►
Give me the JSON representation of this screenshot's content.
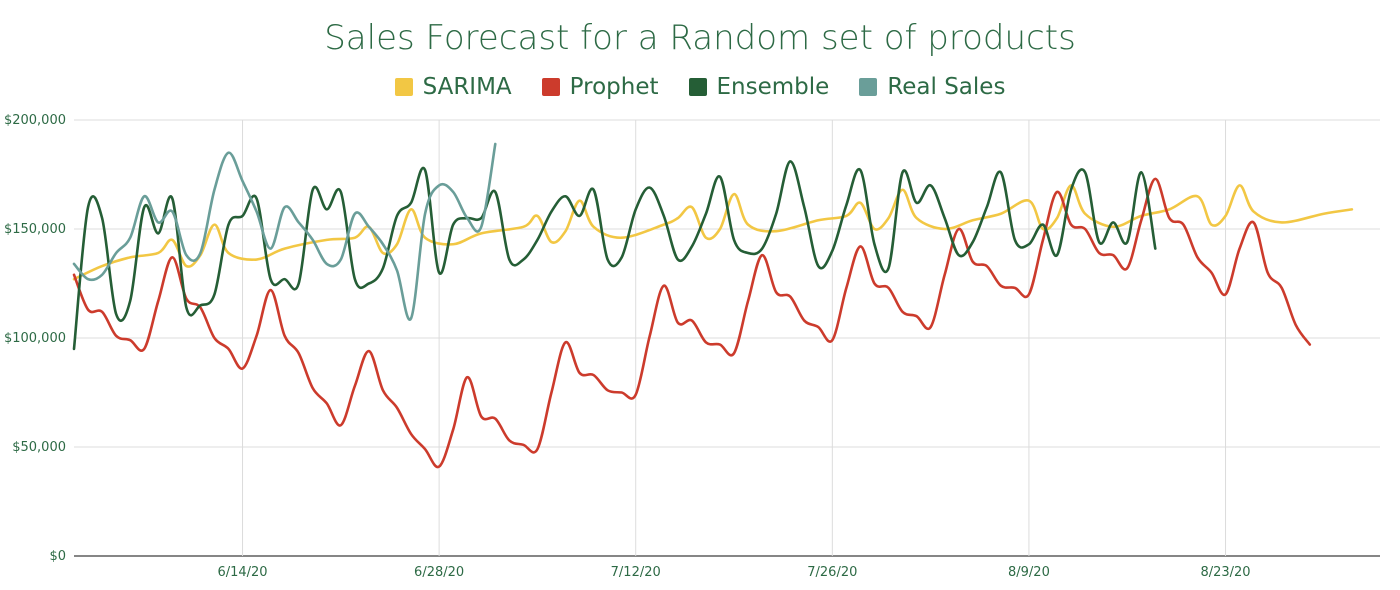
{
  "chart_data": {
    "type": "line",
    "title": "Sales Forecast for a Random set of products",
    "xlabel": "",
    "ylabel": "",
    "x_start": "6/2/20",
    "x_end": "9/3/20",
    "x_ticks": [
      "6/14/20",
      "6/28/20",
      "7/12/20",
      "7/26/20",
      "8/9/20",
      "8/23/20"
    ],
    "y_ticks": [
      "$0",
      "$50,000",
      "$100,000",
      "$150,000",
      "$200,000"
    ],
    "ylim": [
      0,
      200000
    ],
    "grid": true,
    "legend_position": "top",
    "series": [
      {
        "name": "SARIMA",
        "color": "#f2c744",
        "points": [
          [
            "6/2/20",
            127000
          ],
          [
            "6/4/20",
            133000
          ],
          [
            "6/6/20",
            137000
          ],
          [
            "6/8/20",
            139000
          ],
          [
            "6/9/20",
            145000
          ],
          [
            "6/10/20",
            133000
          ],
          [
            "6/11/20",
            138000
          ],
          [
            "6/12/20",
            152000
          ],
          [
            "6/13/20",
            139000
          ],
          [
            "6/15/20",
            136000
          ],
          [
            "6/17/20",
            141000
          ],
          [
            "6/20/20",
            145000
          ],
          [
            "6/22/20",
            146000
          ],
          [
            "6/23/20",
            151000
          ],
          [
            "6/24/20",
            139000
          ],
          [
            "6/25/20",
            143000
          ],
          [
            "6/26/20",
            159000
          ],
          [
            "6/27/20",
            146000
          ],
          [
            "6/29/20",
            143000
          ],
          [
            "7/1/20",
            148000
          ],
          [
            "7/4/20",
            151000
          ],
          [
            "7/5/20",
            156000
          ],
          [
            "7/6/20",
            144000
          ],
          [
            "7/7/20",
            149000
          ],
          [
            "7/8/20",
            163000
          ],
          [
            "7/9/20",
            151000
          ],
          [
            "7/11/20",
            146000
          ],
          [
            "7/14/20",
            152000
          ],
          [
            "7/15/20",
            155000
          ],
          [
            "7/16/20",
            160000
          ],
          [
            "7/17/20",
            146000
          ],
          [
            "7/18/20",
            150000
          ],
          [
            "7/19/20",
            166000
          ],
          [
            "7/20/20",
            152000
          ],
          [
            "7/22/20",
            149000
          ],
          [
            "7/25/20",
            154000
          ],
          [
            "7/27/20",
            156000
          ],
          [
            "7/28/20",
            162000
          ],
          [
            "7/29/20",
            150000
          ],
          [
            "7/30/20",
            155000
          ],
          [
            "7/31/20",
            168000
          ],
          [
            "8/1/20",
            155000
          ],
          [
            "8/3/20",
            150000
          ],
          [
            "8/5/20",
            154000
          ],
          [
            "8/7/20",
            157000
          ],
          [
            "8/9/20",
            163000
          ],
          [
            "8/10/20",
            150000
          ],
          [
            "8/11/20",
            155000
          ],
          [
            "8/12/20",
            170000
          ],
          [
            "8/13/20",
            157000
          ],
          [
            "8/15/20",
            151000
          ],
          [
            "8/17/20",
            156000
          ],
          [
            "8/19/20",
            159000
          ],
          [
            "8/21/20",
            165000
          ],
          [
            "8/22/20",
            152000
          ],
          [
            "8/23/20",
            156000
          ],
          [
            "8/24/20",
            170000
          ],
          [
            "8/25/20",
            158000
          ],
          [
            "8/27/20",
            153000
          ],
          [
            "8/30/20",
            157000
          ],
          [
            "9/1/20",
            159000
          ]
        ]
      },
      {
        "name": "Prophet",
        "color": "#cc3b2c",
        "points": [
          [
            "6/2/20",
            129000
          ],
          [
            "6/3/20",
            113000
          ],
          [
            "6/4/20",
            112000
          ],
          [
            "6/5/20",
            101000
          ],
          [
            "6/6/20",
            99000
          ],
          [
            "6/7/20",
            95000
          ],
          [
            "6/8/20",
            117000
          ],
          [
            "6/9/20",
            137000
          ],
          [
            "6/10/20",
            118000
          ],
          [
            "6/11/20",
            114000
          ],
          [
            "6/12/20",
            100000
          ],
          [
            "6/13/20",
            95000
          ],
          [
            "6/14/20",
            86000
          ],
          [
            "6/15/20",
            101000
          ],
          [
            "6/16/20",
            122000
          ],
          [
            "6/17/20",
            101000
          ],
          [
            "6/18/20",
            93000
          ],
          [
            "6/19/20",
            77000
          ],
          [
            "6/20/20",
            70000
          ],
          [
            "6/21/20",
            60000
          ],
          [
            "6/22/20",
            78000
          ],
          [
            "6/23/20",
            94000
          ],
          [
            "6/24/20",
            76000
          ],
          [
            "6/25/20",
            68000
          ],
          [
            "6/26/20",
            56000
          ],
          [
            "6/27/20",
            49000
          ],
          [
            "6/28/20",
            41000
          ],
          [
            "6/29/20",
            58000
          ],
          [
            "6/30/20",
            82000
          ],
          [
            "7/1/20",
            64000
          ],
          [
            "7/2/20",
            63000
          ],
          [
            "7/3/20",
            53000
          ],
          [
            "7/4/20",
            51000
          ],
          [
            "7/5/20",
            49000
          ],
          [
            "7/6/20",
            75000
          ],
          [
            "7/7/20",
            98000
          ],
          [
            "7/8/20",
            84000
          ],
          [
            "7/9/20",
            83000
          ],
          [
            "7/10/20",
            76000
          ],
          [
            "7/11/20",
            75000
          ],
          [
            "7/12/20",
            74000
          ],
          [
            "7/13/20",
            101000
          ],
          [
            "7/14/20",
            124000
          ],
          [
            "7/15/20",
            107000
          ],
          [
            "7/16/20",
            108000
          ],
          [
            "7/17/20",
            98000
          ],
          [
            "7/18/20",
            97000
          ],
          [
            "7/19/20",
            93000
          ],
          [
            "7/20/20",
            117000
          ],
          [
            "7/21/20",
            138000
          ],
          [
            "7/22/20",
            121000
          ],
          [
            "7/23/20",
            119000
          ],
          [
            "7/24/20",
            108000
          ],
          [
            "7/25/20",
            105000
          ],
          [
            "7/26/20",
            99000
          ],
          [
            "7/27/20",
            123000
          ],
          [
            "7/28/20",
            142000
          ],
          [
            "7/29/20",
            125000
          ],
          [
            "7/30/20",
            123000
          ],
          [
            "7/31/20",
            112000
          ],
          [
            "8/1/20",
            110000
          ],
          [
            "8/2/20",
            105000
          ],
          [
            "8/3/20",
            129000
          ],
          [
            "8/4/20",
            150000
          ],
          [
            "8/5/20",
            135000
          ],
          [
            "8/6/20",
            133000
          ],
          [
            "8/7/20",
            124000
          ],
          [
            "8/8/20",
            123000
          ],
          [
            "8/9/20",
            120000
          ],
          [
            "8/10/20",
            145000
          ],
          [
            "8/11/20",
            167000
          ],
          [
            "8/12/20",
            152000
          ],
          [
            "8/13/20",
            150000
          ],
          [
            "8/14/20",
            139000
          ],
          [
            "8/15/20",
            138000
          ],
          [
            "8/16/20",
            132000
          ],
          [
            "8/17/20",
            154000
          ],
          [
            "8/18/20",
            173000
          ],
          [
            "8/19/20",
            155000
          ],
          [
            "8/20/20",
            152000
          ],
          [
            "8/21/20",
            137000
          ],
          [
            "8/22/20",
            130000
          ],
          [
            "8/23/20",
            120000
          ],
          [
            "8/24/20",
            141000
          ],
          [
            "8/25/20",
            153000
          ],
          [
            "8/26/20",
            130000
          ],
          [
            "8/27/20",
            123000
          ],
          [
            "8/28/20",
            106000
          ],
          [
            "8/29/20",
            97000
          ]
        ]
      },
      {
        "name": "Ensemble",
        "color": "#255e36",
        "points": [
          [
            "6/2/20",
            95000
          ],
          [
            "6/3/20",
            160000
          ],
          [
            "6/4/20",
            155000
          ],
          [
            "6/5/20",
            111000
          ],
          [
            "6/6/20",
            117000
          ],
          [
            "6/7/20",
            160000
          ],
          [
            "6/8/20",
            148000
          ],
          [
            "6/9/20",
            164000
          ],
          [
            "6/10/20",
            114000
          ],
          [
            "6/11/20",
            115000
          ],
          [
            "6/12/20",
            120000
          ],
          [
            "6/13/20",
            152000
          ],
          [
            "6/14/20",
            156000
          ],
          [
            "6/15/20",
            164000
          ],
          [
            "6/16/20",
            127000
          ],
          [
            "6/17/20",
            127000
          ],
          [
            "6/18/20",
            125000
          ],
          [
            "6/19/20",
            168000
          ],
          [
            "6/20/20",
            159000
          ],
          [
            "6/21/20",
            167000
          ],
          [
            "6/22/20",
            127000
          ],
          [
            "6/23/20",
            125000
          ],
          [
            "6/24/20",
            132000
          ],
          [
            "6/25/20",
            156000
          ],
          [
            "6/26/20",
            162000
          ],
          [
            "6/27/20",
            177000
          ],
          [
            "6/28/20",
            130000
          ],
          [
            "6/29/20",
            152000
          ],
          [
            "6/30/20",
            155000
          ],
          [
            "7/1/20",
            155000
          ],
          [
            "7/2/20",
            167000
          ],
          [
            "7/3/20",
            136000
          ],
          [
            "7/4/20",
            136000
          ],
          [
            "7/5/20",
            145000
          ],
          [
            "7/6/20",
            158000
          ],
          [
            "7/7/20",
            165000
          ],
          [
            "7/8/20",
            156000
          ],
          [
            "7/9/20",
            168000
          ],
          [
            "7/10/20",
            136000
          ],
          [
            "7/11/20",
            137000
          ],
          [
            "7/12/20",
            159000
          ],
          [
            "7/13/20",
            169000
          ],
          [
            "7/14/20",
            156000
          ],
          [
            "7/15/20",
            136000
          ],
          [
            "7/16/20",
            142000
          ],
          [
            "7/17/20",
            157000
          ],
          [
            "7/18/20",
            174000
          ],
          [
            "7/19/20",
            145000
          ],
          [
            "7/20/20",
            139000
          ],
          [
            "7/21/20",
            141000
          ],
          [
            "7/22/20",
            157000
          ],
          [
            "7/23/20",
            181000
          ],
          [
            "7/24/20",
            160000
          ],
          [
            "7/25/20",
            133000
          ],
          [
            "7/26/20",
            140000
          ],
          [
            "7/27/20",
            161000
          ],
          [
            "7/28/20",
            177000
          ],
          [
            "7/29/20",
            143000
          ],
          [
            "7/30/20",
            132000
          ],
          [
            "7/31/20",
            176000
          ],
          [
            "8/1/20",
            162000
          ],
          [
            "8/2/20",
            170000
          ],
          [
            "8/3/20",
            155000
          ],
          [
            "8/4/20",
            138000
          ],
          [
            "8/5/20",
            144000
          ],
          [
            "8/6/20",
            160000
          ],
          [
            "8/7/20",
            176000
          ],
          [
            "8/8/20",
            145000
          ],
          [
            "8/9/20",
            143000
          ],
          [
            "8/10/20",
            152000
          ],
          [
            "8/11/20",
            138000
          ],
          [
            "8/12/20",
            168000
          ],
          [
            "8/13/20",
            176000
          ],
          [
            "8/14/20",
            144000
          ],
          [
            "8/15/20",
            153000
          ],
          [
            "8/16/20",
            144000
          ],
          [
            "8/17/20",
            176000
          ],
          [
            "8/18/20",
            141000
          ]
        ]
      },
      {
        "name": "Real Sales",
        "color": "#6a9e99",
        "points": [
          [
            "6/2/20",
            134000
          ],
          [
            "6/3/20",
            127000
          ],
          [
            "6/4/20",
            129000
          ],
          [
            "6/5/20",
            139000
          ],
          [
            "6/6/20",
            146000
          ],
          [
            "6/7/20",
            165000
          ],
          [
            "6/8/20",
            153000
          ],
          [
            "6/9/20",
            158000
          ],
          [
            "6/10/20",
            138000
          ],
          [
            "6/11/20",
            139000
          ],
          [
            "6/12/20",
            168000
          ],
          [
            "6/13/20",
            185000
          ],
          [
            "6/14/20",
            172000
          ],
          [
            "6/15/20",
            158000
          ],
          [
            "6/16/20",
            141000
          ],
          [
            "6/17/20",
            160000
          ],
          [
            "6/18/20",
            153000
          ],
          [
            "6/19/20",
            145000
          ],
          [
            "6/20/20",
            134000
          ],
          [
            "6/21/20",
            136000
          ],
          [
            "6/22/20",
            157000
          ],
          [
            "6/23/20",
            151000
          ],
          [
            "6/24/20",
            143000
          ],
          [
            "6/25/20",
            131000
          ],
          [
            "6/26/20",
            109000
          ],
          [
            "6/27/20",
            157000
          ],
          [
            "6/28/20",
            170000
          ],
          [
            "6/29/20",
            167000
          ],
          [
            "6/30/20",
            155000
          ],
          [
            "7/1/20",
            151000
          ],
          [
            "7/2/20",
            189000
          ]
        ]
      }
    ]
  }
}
◄
►
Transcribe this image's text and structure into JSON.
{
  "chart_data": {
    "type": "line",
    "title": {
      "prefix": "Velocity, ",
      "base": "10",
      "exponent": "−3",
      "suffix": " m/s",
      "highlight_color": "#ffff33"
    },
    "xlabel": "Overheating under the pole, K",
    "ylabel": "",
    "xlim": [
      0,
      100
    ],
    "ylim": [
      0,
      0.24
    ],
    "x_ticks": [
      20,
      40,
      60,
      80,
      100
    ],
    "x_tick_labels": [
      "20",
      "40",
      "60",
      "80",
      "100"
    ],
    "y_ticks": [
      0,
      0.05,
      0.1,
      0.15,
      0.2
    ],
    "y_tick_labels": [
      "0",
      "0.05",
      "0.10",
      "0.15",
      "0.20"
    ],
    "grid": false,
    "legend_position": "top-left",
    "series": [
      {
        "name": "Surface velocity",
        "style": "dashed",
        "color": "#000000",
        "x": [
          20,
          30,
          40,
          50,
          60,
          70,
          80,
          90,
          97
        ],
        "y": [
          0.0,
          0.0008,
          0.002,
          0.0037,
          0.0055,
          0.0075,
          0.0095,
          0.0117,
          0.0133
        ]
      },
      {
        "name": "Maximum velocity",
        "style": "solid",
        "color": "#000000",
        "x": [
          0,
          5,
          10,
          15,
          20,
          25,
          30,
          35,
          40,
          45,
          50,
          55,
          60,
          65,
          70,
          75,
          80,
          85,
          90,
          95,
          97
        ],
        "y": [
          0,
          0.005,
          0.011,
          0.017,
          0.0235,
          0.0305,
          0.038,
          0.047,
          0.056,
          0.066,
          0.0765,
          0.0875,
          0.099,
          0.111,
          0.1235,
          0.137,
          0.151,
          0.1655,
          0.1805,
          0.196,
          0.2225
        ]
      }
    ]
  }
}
◄
►
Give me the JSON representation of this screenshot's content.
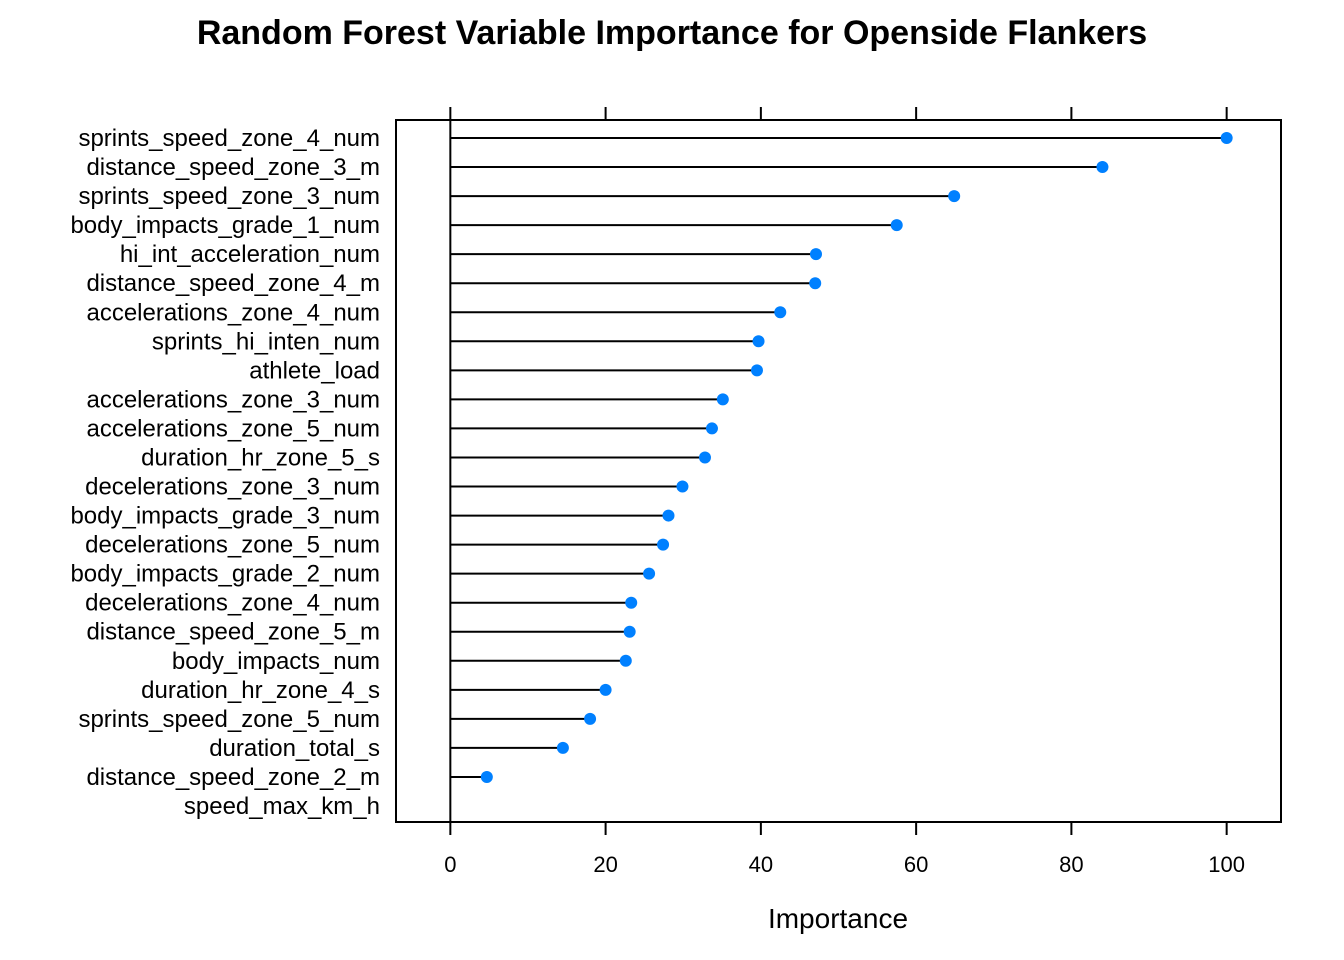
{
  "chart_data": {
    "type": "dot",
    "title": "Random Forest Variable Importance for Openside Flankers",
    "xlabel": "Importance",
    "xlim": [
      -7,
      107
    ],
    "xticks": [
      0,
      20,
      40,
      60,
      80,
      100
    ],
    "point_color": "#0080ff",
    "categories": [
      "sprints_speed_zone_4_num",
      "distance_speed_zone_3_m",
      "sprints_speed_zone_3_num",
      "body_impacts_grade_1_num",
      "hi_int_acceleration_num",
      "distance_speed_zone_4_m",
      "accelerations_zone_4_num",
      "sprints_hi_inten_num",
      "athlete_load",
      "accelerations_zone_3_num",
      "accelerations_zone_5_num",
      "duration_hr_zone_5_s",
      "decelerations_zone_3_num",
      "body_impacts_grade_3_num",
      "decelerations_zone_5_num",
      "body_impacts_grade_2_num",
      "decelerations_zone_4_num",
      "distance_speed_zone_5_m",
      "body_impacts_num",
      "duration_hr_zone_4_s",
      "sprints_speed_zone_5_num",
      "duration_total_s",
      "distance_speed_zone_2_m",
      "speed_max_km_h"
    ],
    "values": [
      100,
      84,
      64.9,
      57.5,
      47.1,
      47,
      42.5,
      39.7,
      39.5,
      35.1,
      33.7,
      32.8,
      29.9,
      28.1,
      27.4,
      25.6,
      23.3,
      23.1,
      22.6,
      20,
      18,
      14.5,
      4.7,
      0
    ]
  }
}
◄
The request:
Collect every line above that contains the word "Random".

Task answer:
    "title": "Sales Forecast for a Random set of products",
    "title": "Random Forest Variable Importance for Openside Flankers",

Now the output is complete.